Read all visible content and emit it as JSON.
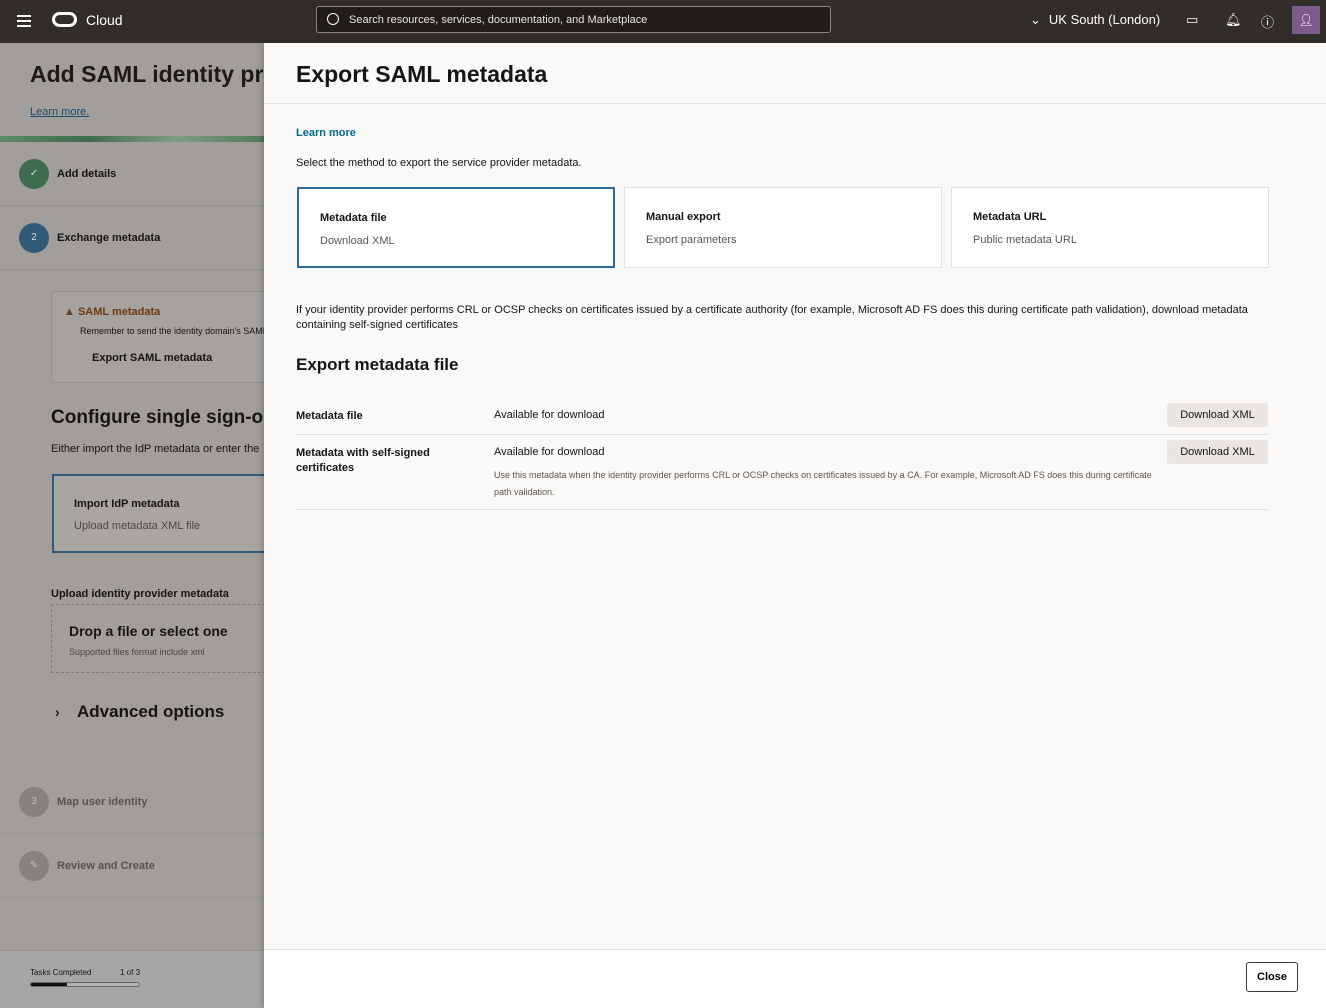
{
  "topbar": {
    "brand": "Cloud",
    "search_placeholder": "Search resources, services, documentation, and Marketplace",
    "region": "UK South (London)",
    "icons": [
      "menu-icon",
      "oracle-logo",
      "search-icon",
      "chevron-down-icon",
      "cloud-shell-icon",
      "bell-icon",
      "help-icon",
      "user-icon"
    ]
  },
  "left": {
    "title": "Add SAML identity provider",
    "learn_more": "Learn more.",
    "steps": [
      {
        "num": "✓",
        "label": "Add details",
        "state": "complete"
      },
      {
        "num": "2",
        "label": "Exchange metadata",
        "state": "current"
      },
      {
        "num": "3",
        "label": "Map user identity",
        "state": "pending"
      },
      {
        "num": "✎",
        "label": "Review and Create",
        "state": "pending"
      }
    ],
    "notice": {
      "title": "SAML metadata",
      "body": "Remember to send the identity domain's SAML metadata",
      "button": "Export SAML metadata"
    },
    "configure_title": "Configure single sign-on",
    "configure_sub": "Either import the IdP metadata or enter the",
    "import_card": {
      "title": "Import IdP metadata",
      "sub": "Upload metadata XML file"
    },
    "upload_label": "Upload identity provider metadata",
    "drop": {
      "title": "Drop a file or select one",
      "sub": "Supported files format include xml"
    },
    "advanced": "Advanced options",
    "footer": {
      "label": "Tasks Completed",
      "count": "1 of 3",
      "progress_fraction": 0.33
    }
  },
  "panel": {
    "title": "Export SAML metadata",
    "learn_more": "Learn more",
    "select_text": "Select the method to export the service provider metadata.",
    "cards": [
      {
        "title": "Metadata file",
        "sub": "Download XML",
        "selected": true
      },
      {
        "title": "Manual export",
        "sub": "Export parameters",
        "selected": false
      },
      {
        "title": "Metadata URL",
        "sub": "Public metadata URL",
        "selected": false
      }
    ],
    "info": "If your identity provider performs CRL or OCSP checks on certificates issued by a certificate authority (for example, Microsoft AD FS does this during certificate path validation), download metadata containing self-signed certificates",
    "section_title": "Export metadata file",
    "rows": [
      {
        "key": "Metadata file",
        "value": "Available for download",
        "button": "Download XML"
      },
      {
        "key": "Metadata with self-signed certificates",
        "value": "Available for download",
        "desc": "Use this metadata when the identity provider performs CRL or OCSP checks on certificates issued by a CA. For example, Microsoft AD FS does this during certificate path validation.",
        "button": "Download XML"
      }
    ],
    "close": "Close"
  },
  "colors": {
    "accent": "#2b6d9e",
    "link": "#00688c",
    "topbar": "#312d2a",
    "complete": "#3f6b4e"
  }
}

- **WHAT YOU WILL DO**
Scan the material above for the string "does" and return the lines that hold it.

- **CORRECT RESPONSE**
    "info": "If your identity provider performs CRL or OCSP checks on certificates issued by a certificate authority (for example, Microsoft AD FS does this during certificate path validation), download metadata containing self-signed certificates",
        "desc": "Use this metadata when the identity provider performs CRL or OCSP checks on certificates issued by a CA. For example, Microsoft AD FS does this during certificate path validation.",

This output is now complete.